* Brief
Repeat all of the data precisely.

* Task inputs
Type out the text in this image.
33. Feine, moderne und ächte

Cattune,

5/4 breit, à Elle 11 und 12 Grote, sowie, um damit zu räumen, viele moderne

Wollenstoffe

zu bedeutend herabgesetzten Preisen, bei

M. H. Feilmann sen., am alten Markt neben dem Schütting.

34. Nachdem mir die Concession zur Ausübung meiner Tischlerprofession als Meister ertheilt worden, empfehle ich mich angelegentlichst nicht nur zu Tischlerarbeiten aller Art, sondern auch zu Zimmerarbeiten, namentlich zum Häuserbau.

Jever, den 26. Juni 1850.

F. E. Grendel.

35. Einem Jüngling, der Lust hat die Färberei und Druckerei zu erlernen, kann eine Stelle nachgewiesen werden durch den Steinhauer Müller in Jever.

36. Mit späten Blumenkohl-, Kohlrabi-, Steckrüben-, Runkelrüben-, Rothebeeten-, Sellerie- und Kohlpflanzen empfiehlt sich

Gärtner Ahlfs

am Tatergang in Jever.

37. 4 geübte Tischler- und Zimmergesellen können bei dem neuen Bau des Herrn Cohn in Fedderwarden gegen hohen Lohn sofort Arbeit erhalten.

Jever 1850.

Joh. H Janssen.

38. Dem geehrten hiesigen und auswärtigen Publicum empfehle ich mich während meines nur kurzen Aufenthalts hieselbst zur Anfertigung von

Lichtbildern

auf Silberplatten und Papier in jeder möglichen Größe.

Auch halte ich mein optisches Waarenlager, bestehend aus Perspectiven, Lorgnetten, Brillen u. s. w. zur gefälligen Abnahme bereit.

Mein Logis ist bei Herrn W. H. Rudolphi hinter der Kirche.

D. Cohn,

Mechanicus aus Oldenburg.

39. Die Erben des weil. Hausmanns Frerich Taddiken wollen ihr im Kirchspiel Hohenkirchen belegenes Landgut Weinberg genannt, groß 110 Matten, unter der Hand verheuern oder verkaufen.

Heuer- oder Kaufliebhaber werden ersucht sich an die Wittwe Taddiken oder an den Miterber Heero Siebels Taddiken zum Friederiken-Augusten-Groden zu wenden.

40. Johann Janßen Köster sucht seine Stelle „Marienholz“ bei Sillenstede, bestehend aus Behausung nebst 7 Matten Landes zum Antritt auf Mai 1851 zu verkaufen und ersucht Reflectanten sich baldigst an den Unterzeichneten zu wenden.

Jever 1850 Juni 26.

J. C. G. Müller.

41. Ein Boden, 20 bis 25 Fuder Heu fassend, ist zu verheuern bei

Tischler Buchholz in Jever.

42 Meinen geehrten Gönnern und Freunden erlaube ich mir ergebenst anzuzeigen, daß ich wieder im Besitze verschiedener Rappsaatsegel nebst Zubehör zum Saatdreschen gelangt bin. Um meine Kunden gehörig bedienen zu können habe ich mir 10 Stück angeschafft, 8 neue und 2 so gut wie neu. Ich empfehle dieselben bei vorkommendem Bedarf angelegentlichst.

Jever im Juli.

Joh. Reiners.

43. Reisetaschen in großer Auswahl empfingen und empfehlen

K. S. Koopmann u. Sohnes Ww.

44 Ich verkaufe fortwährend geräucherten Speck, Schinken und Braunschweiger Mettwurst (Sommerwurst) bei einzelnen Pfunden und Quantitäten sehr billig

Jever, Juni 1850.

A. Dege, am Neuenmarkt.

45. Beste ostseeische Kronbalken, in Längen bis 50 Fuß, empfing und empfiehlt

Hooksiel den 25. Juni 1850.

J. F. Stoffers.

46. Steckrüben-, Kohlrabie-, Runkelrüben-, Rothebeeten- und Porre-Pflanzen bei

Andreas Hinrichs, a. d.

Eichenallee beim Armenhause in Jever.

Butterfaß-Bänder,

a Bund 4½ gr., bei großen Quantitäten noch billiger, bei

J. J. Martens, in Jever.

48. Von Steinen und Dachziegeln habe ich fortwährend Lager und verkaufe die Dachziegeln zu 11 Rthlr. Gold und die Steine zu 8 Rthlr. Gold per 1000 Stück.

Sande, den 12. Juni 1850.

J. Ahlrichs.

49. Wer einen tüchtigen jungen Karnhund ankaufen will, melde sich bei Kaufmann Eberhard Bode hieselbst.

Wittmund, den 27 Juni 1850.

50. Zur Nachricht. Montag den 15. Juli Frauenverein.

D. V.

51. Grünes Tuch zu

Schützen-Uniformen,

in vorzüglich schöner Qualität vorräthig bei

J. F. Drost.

* Written solution
Type out the text in this image.
33. Feine, moderne und ächte

Cattune,

5/4 breit, à Elle 11 und 12 Grote, sowie, um damit zu räumen, viele moderne

Wollenstoffe

zu bedeutend herabgesetzten Preisen, bei

M. H. Feilmann sen., am alten Markt neben dem Schütting.

34. Nachdem mir die Concession zur Ausübung meiner Tischlerprofession als Meister ertheilt worden, empfehle ich mich angelegentlichst nicht nur zu Tischlerarbeiten aller Art, sondern auch zu Zimmerarbeiten, namentlich zum Häuserbau.

Jever, den 26. Juni 1850.

F. E. Grendel.

35. Einem Jüngling, der Lust hat die Färberei und Druckerei zu erlernen, kann eine Stelle nachgewiesen werden durch den Steinhauer Müller in Jever.

36. Mit späten Blumenkohl-, Kohlrabi-, Steckrüben-, Runkelrüben-, Rothebeeten-, Sellerie- und Kohlpflanzen empfiehlt sich

Gärtner Ahlfs

am Tatergang in Jever.

37. 4 geübte Tischler- und Zimmergesellen können bei dem neuen Bau des Herrn Cohn in Fedderwarden gegen hohen Lohn sofort Arbeit erhalten.

Jever 1850.

Joh. H Janssen.

38. Dem geehrten hiesigen und auswärtigen Publicum empfehle ich mich während meines nur kurzen Aufenthalts hieselbst zur Anfertigung von

Lichtbildern

auf Silberplatten und Papier in jeder möglichen Größe.

Auch halte ich mein optisches Waarenlager, bestehend aus Perspectiven, Lorgnetten, Brillen u. s. w. zur gefälligen Abnahme bereit.

Mein Logis ist bei Herrn W. H. Rudolphi hinter der Kirche.

D. Cohn,

Mechanicus aus Oldenburg.

39. Die Erben des weil. Hausmanns Frerich Taddiken wollen ihr im Kirchspiel Hohenkirchen belegenes Landgut Weinberg genannt, groß 110 Matten, unter der Hand verheuern oder verkaufen.

Heuer- oder Kaufliebhaber werden ersucht sich an die Wittwe Taddiken oder an den Miterber Heero Siebels Taddiken zum Friederiken-Augusten-Groden zu wenden.

40. Johann Janßen Köster sucht seine Stelle „Marienholz“ bei Sillenstede, bestehend aus Behausung nebst 7 Matten Landes zum Antritt auf Mai 1851 zu verkaufen und ersucht Reflectanten sich baldigst an den Unterzeichneten zu wenden.

Jever 1850 Juni 26.

J. C. G. Müller.

41. Ein Boden, 20 bis 25 Fuder Heu fassend, ist zu verheuern bei

Tischler Buchholz in Jever.

42 Meinen geehrten Gönnern und Freunden erlaube ich mir ergebenst anzuzeigen, daß ich wieder im Besitze verschiedener Rappsaatsegel nebst Zubehör zum Saatdreschen gelangt bin. Um meine Kunden gehörig bedienen zu können habe ich mir 10 Stück angeschafft, 8 neue und 2 so gut wie neu. Ich empfehle dieselben bei vorkommendem Bedarf angelegentlichst.

Jever im Juli.

Joh. Reiners.

43. Reisetaschen in großer Auswahl empfingen und empfehlen

K. S. Koopmann u. Sohnes Ww.

44 Ich verkaufe fortwährend geräucherten Speck, Schinken und Braunschweiger Mettwurst (Sommerwurst) bei einzelnen Pfunden und Quantitäten sehr billig

Jever, Juni 1850.

A. Dege, am Neuenmarkt.

45. Beste ostseeische Kronbalken, in Längen bis 50 Fuß, empfing und empfiehlt

Hooksiel den 25. Juni 1850.

J. F. Stoffers.

46. Steckrüben-, Kohlrabie-, Runkelrüben-, Rothebeeten- und Porre-Pflanzen bei

Andreas Hinrichs, a. d.

Eichenallee beim Armenhause in Jever.

Butterfaß-Bänder,

a Bund 4½ gr., bei großen Quantitäten noch billiger, bei

J. J. Martens, in Jever.

48. Von Steinen und Dachziegeln habe ich fortwährend Lager und verkaufe die Dachziegeln zu 11 Rthlr. Gold und die Steine zu 8 Rthlr. Gold per 1000 Stück.

Sande, den 12. Juni 1850.

J. Ahlrichs.

49. Wer einen tüchtigen jungen Karnhund ankaufen will, melde sich bei Kaufmann Eberhard Bode hieselbst.

Wittmund, den 27 Juni 1850.

50. Zur Nachricht. Montag den 15. Juli Frauenverein.

D. V.

51. Grünes Tuch zu

Schützen-Uniformen,

in vorzüglich schöner Qualität vorräthig bei

J. F. Drost.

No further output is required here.